──────── Exercise data
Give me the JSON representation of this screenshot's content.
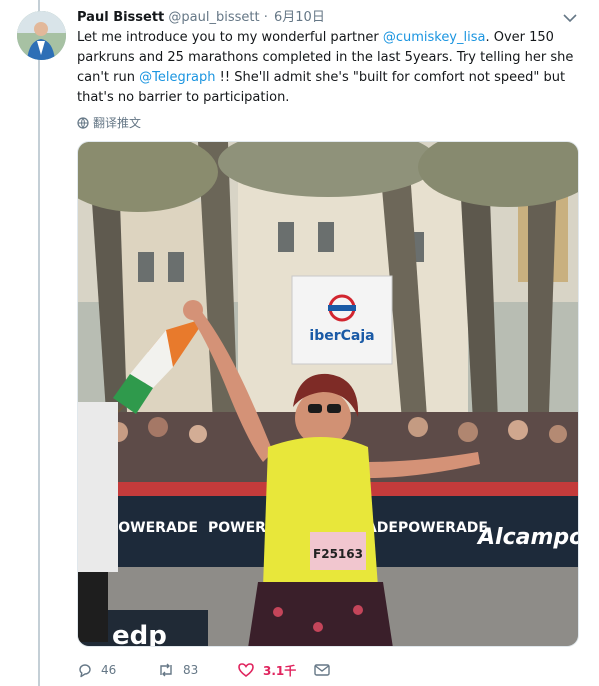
{
  "tweet": {
    "author_name": "Paul Bissett",
    "author_handle": "@paul_bissett",
    "separator": "·",
    "date": "6月10日",
    "text_1": "Let me introduce you to my wonderful partner ",
    "mention_1": "@cumiskey_lisa",
    "text_2": ". Over 150 parkruns and 25 marathons completed in the last 5years. Try telling her she can't run ",
    "mention_2": "@Telegraph",
    "text_3": " !! She'll admit she's \"built for comfort not speed\" but that's no barrier to participation.",
    "translate_label": "翻译推文"
  },
  "photo": {
    "sign_text": "iberCaja",
    "bib_number": "F25163",
    "banner_texts": [
      "POWERADE",
      "POWERADE",
      "POWERADE",
      "POWERADE",
      "Alcampo"
    ],
    "ground_text": "edp"
  },
  "actions": {
    "reply_count": "46",
    "retweet_count": "83",
    "like_count": "3.1千"
  },
  "colors": {
    "link": "#1b95e0",
    "liked": "#e0245e",
    "muted": "#657786"
  },
  "icons": [
    "caret-down-icon",
    "globe-icon",
    "reply-icon",
    "retweet-icon",
    "heart-icon",
    "message-icon"
  ]
}
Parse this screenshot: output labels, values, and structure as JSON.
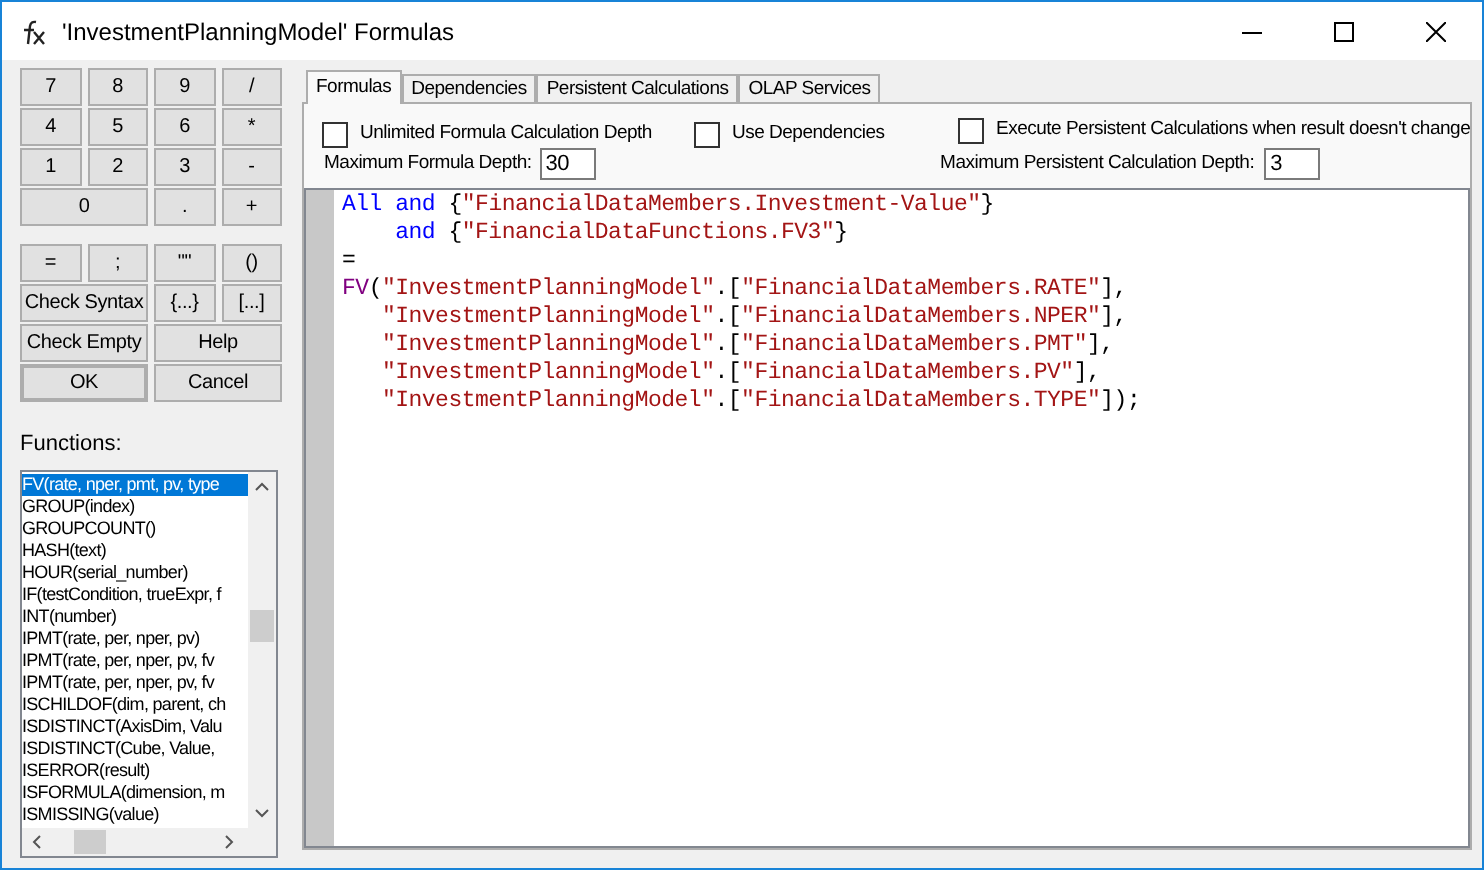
{
  "window": {
    "title": "'InvestmentPlanningModel' Formulas"
  },
  "keypad_groups": [
    [
      {
        "label": "7",
        "kind": "key"
      },
      {
        "label": "8",
        "kind": "key"
      },
      {
        "label": "9",
        "kind": "key"
      },
      {
        "label": "/",
        "kind": "key"
      },
      {
        "label": "4",
        "kind": "key"
      },
      {
        "label": "5",
        "kind": "key"
      },
      {
        "label": "6",
        "kind": "key"
      },
      {
        "label": "*",
        "kind": "key"
      },
      {
        "label": "1",
        "kind": "key"
      },
      {
        "label": "2",
        "kind": "key"
      },
      {
        "label": "3",
        "kind": "key"
      },
      {
        "label": "-",
        "kind": "key"
      },
      {
        "label": "0",
        "kind": "wide"
      },
      {
        "label": ".",
        "kind": "key"
      },
      {
        "label": "+",
        "kind": "key"
      }
    ],
    [
      {
        "label": "=",
        "kind": "key"
      },
      {
        "label": ";",
        "kind": "key"
      },
      {
        "label": "\"\"",
        "kind": "key"
      },
      {
        "label": "()",
        "kind": "key"
      },
      {
        "label": "Check Syntax",
        "kind": "wide"
      },
      {
        "label": "{...}",
        "kind": "key"
      },
      {
        "label": "[...]",
        "kind": "key"
      },
      {
        "label": "Check Empty",
        "kind": "wide"
      },
      {
        "label": "Help",
        "kind": "wide"
      },
      {
        "label": "OK",
        "kind": "default"
      },
      {
        "label": "Cancel",
        "kind": "wide"
      }
    ]
  ],
  "functions": {
    "label": "Functions:",
    "items": [
      {
        "text": "FV(rate, nper, pmt, pv, type",
        "selected": true
      },
      {
        "text": "GROUP(index)",
        "selected": false
      },
      {
        "text": "GROUPCOUNT()",
        "selected": false
      },
      {
        "text": "HASH(text)",
        "selected": false
      },
      {
        "text": "HOUR(serial_number)",
        "selected": false
      },
      {
        "text": "IF(testCondition, trueExpr, f",
        "selected": false
      },
      {
        "text": "INT(number)",
        "selected": false
      },
      {
        "text": "IPMT(rate, per, nper, pv)",
        "selected": false
      },
      {
        "text": "IPMT(rate, per, nper, pv, fv",
        "selected": false
      },
      {
        "text": "IPMT(rate, per, nper, pv, fv",
        "selected": false
      },
      {
        "text": "ISCHILDOF(dim, parent, ch",
        "selected": false
      },
      {
        "text": "ISDISTINCT(AxisDim, Valu",
        "selected": false
      },
      {
        "text": "ISDISTINCT(Cube, Value, ",
        "selected": false
      },
      {
        "text": "ISERROR(result)",
        "selected": false
      },
      {
        "text": "ISFORMULA(dimension, m",
        "selected": false
      },
      {
        "text": "ISMISSING(value)",
        "selected": false
      }
    ]
  },
  "tabs": [
    {
      "label": "Formulas",
      "selected": true
    },
    {
      "label": "Dependencies",
      "selected": false
    },
    {
      "label": "Persistent Calculations",
      "selected": false
    },
    {
      "label": "OLAP Services",
      "selected": false
    }
  ],
  "options": [
    {
      "label": "Unlimited Formula Calculation Depth",
      "checked": false
    },
    {
      "label": "Use Dependencies",
      "checked": false
    },
    {
      "label": "Execute Persistent Calculations when result doesn't change",
      "checked": false
    }
  ],
  "depth_fields": [
    {
      "label": "Maximum Formula Depth:",
      "value": "30"
    },
    {
      "label": "Maximum Persistent Calculation Depth:",
      "value": "3"
    }
  ],
  "editor": {
    "lines": [
      [
        {
          "kind": "keyword",
          "text": "All"
        },
        {
          "kind": "keyword",
          "text": " and"
        },
        {
          "kind": "plain",
          "text": " {"
        },
        {
          "kind": "string",
          "text": "\"FinancialDataMembers.Investment-Value\""
        },
        {
          "kind": "plain",
          "text": "}"
        }
      ],
      [
        {
          "kind": "keyword",
          "text": "    and"
        },
        {
          "kind": "plain",
          "text": " {"
        },
        {
          "kind": "string",
          "text": "\"FinancialDataFunctions.FV3\""
        },
        {
          "kind": "plain",
          "text": "}"
        }
      ],
      [
        {
          "kind": "plain",
          "text": "="
        }
      ],
      [
        {
          "kind": "function",
          "text": "FV"
        },
        {
          "kind": "plain",
          "text": "("
        },
        {
          "kind": "string",
          "text": "\"InvestmentPlanningModel\""
        },
        {
          "kind": "plain",
          "text": ".["
        },
        {
          "kind": "string",
          "text": "\"FinancialDataMembers.RATE\""
        },
        {
          "kind": "plain",
          "text": "],"
        }
      ],
      [
        {
          "kind": "string",
          "text": "   \"InvestmentPlanningModel\""
        },
        {
          "kind": "plain",
          "text": ".["
        },
        {
          "kind": "string",
          "text": "\"FinancialDataMembers.NPER\""
        },
        {
          "kind": "plain",
          "text": "],"
        }
      ],
      [
        {
          "kind": "string",
          "text": "   \"InvestmentPlanningModel\""
        },
        {
          "kind": "plain",
          "text": ".["
        },
        {
          "kind": "string",
          "text": "\"FinancialDataMembers.PMT\""
        },
        {
          "kind": "plain",
          "text": "],"
        }
      ],
      [
        {
          "kind": "string",
          "text": "   \"InvestmentPlanningModel\""
        },
        {
          "kind": "plain",
          "text": ".["
        },
        {
          "kind": "string",
          "text": "\"FinancialDataMembers.PV\""
        },
        {
          "kind": "plain",
          "text": "],"
        }
      ],
      [
        {
          "kind": "string",
          "text": "   \"InvestmentPlanningModel\""
        },
        {
          "kind": "plain",
          "text": ".["
        },
        {
          "kind": "string",
          "text": "\"FinancialDataMembers.TYPE\""
        },
        {
          "kind": "plain",
          "text": "]);"
        }
      ]
    ]
  }
}
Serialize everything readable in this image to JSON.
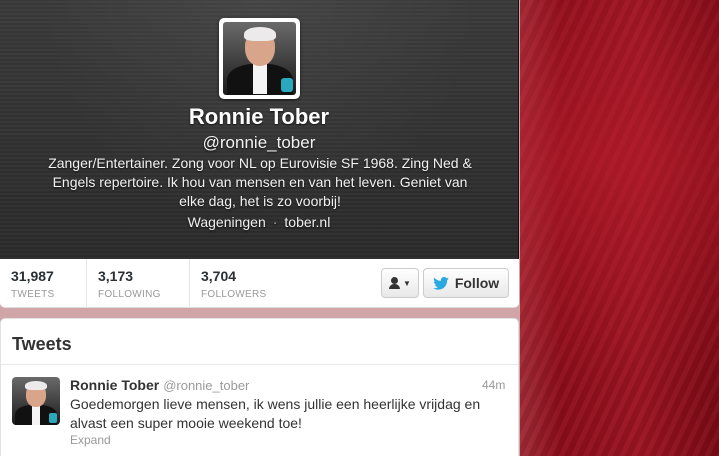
{
  "profile": {
    "name": "Ronnie Tober",
    "handle": "@ronnie_tober",
    "bio": "Zanger/Entertainer. Zong voor NL op Eurovisie SF 1968. Zing Ned & Engels repertoire. Ik hou van mensen en van het leven. Geniet van elke dag, het is zo voorbij!",
    "location": "Wageningen",
    "separator": "·",
    "website": "tober.nl"
  },
  "stats": [
    {
      "value": "31,987",
      "label": "TWEETS"
    },
    {
      "value": "3,173",
      "label": "FOLLOWING"
    },
    {
      "value": "3,704",
      "label": "FOLLOWERS"
    }
  ],
  "actions": {
    "user_menu_icon": "person-dropdown-icon",
    "follow_label": "Follow",
    "follow_icon": "twitter-bird-icon"
  },
  "tweets_section": {
    "title": "Tweets",
    "items": [
      {
        "name": "Ronnie Tober",
        "handle": "@ronnie_tober",
        "time": "44m",
        "text": "Goedemorgen lieve mensen, ik wens jullie een heerlijke vrijdag en alvast een super mooie weekend toe!",
        "expand": "Expand"
      }
    ]
  },
  "colors": {
    "background_red": "#8a0f1c",
    "header_dark": "#2e2e2e",
    "twitter_blue": "#2aa9e0"
  }
}
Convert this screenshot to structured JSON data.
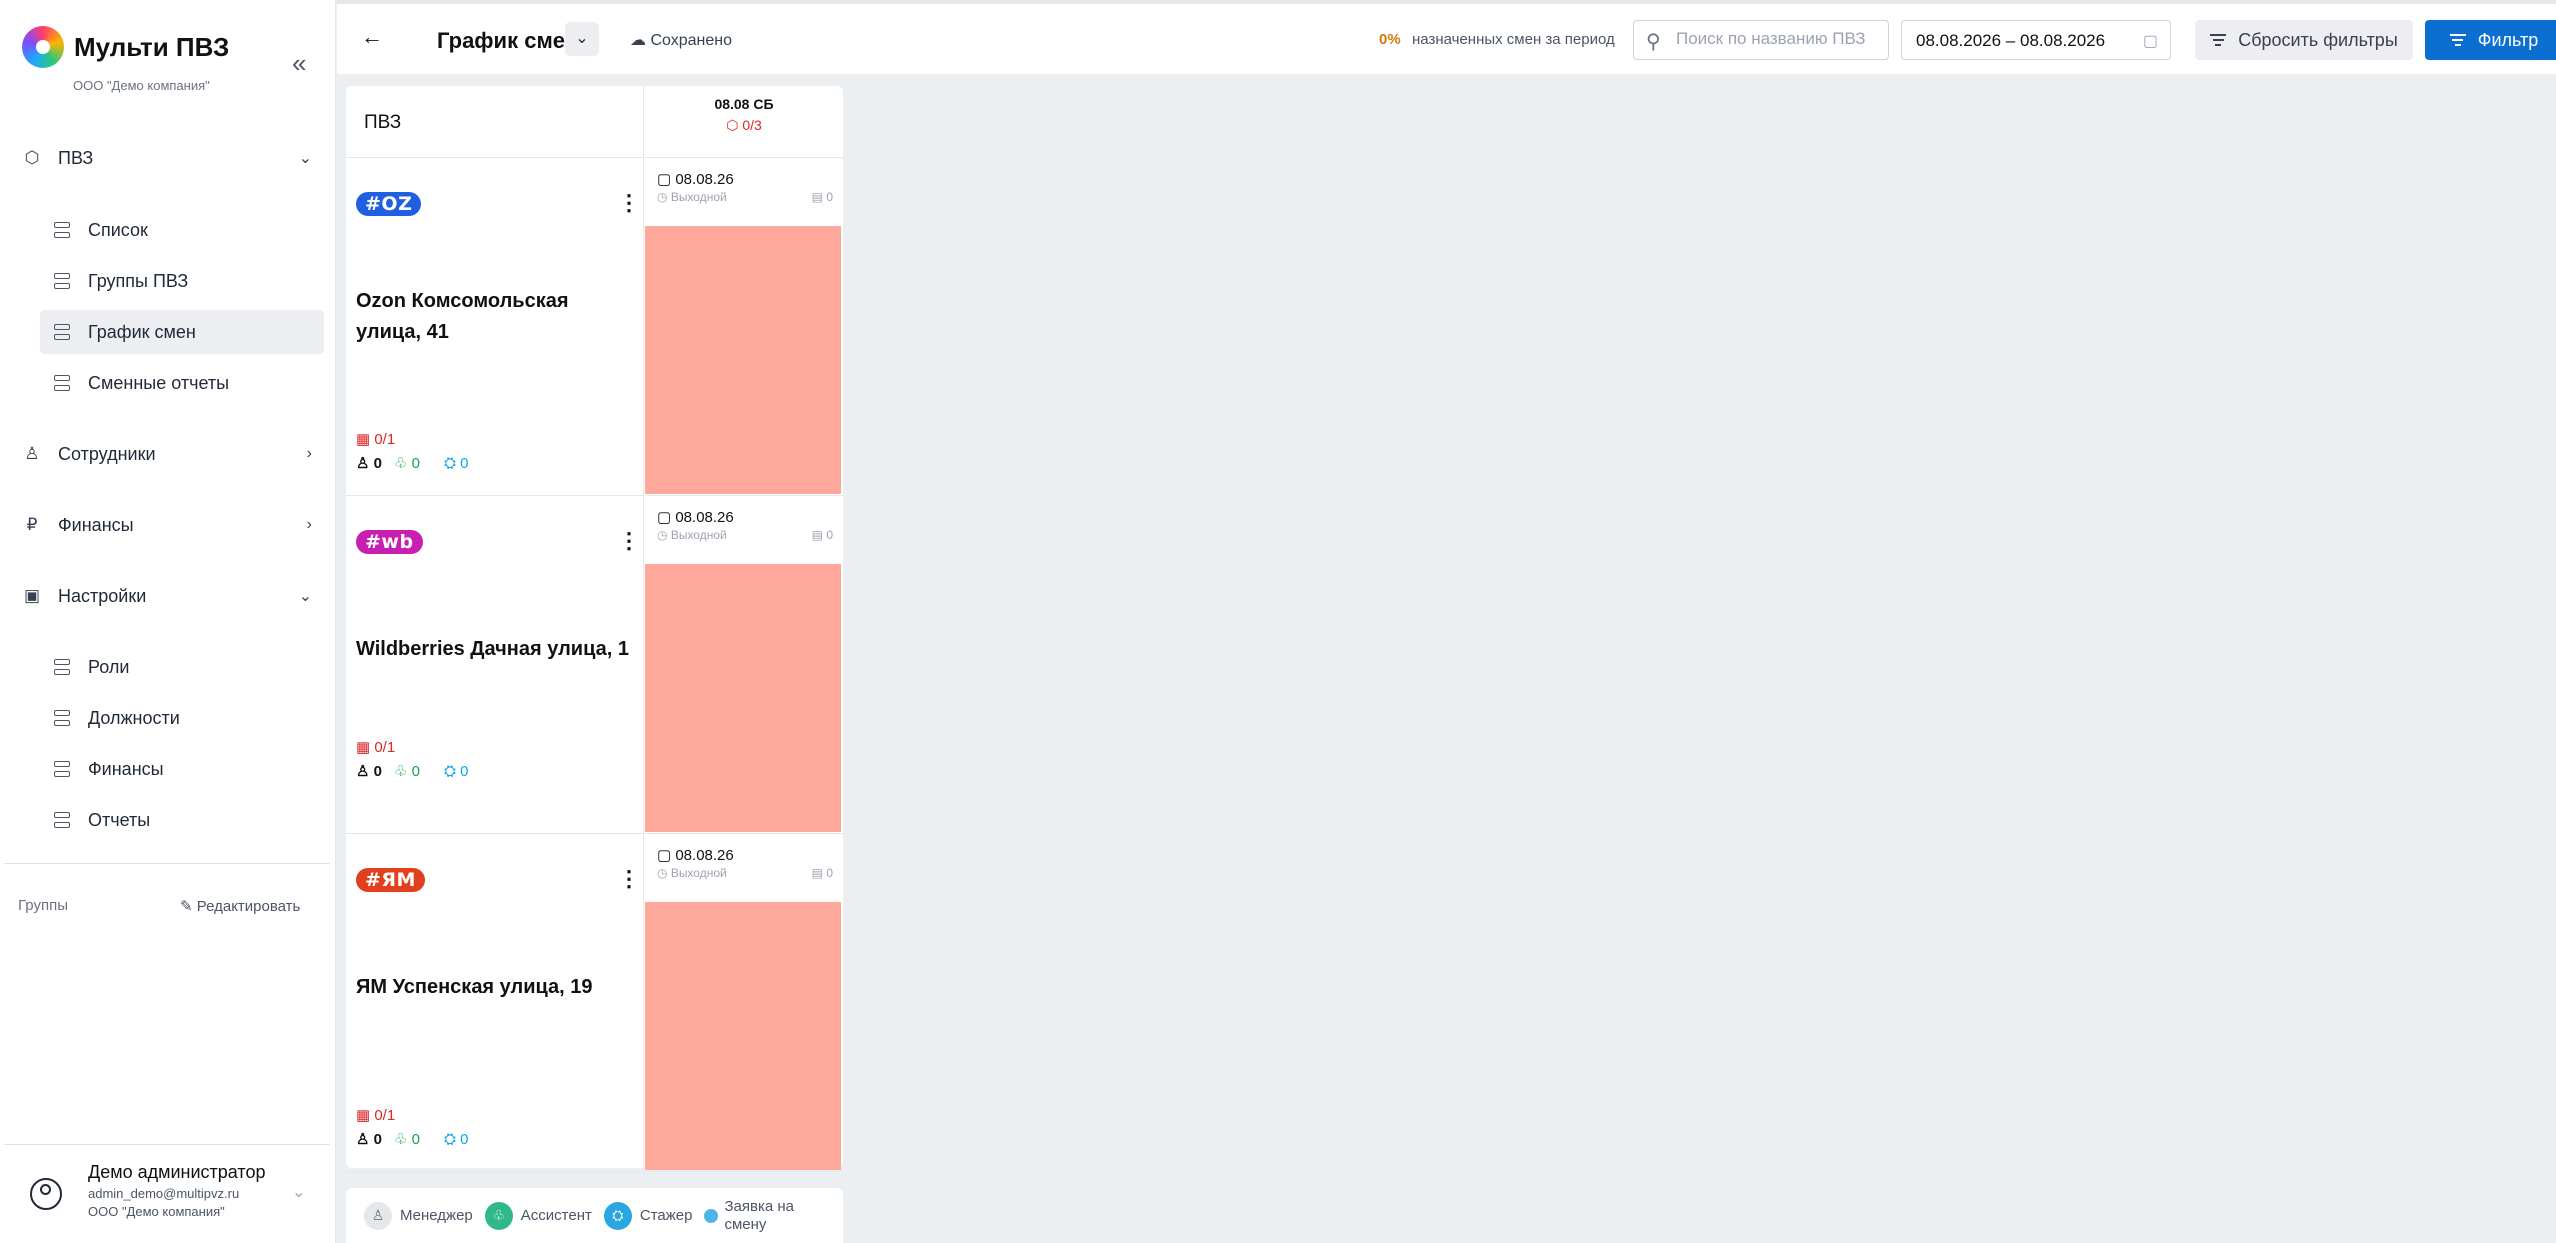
{
  "app": {
    "title": "Мульти ПВЗ",
    "company": "ООО \"Демо компания\""
  },
  "sidebar": {
    "groups": [
      {
        "label": "ПВЗ",
        "icon": "box-icon",
        "expanded": true
      },
      {
        "label": "Сотрудники",
        "icon": "user-icon",
        "expanded": false
      },
      {
        "label": "Финансы",
        "icon": "ruble-icon",
        "expanded": false
      },
      {
        "label": "Настройки",
        "icon": "clipboard-icon",
        "expanded": true
      }
    ],
    "pvz_items": [
      {
        "label": "Список"
      },
      {
        "label": "Группы ПВЗ"
      },
      {
        "label": "График смен",
        "active": true
      },
      {
        "label": "Сменные отчеты"
      }
    ],
    "settings_items": [
      {
        "label": "Роли"
      },
      {
        "label": "Должности"
      },
      {
        "label": "Финансы"
      },
      {
        "label": "Отчеты"
      }
    ],
    "groups_label": "Группы",
    "edit_label": "Редактировать"
  },
  "user": {
    "name": "Демо администратор",
    "email": "admin_demo@multipvz.ru",
    "company": "ООО \"Демо компания\""
  },
  "header": {
    "title": "График смен",
    "saved": "Сохранено",
    "percent": "0%",
    "percent_text": "назначенных смен за период",
    "search_placeholder": "Поиск по названию ПВЗ",
    "date_range": "08.08.2026 – 08.08.2026",
    "reset_label": "Сбросить фильтры",
    "filter_label": "Фильтр"
  },
  "grid": {
    "column_header": "ПВЗ",
    "day": {
      "label": "08.08 СБ",
      "count": "0/3"
    },
    "rows": [
      {
        "badge": "#OZ",
        "badge_color": "#1f5fe0",
        "name": "Ozon Комсомольская улица, 41",
        "cal_stat": "0/1",
        "managers": "0",
        "assistants": "0",
        "trainees": "0",
        "cell": {
          "date": "08.08.26",
          "status": "Выходной",
          "count": "0"
        }
      },
      {
        "badge": "#wb",
        "badge_color": "#c81fb3",
        "name": "Wildberries Дачная улица, 1",
        "cal_stat": "0/1",
        "managers": "0",
        "assistants": "0",
        "trainees": "0",
        "cell": {
          "date": "08.08.26",
          "status": "Выходной",
          "count": "0"
        }
      },
      {
        "badge": "#ЯM",
        "badge_color": "#e2401c",
        "name": "ЯМ Успенская улица, 19",
        "cal_stat": "0/1",
        "managers": "0",
        "assistants": "0",
        "trainees": "0",
        "cell": {
          "date": "08.08.26",
          "status": "Выходной",
          "count": "0"
        }
      }
    ],
    "shift_color": "#fda89a"
  },
  "legend": {
    "manager": "Менеджер",
    "assistant": "Ассистент",
    "trainee": "Стажер",
    "request": "Заявка на смену"
  }
}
────────────────
Pull out each line containing the word "screenshot" and copy it.

Give me the JSON representation of this screenshot's content.
Parse this screenshot: output labels, values, and structure as JSON.
Convert this screenshot to structured JSON data.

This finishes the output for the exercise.